What this task involves:
Everything from the line containing "Read all visible content and emit it as JSON." through the line containing "Extract the structured" should be repeated exactly, and nothing else from the data.

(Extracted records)
************

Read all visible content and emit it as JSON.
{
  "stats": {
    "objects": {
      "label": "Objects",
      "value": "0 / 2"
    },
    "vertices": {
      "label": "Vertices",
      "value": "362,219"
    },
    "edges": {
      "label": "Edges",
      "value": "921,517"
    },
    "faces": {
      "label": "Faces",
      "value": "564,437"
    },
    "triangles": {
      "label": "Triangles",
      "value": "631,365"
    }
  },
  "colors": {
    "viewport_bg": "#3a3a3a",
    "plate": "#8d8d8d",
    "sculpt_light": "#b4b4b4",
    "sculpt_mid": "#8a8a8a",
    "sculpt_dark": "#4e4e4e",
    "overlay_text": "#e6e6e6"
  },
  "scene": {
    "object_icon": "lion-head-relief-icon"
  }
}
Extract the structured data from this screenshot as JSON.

************

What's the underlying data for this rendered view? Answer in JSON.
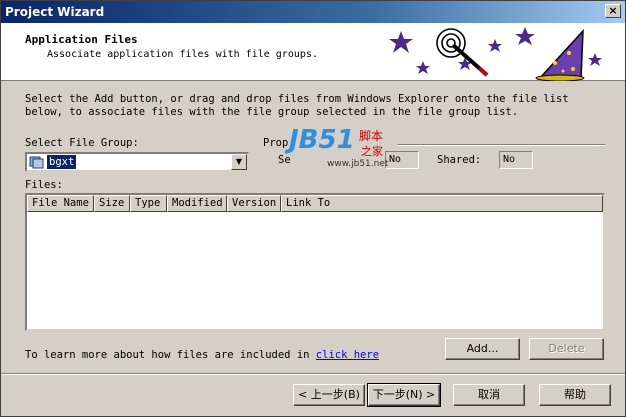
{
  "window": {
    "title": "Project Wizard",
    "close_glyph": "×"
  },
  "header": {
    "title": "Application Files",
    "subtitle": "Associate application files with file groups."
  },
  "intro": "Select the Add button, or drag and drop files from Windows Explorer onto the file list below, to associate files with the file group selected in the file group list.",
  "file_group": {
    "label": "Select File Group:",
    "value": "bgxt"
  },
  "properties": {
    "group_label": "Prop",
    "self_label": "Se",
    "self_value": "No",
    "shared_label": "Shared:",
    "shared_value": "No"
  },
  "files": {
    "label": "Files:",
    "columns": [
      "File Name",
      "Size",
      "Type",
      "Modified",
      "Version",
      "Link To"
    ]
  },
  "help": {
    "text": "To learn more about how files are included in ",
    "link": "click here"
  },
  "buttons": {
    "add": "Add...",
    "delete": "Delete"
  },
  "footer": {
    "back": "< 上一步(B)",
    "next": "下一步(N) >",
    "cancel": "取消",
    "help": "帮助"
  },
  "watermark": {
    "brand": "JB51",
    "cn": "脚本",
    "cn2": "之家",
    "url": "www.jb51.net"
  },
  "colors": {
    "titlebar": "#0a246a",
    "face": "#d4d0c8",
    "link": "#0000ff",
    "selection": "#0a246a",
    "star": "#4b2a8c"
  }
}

************

Response to the exercise:
Read all visible content and emit it as JSON.
{
  "stats": {
    "objects": {
      "label": "Objects",
      "value": "0 / 2"
    },
    "vertices": {
      "label": "Vertices",
      "value": "362,219"
    },
    "edges": {
      "label": "Edges",
      "value": "921,517"
    },
    "faces": {
      "label": "Faces",
      "value": "564,437"
    },
    "triangles": {
      "label": "Triangles",
      "value": "631,365"
    }
  },
  "colors": {
    "viewport_bg": "#3a3a3a",
    "plate": "#8d8d8d",
    "sculpt_light": "#b4b4b4",
    "sculpt_mid": "#8a8a8a",
    "sculpt_dark": "#4e4e4e",
    "overlay_text": "#e6e6e6"
  },
  "scene": {
    "object_icon": "lion-head-relief-icon"
  }
}
Extract the structured data from this screenshot as JSON.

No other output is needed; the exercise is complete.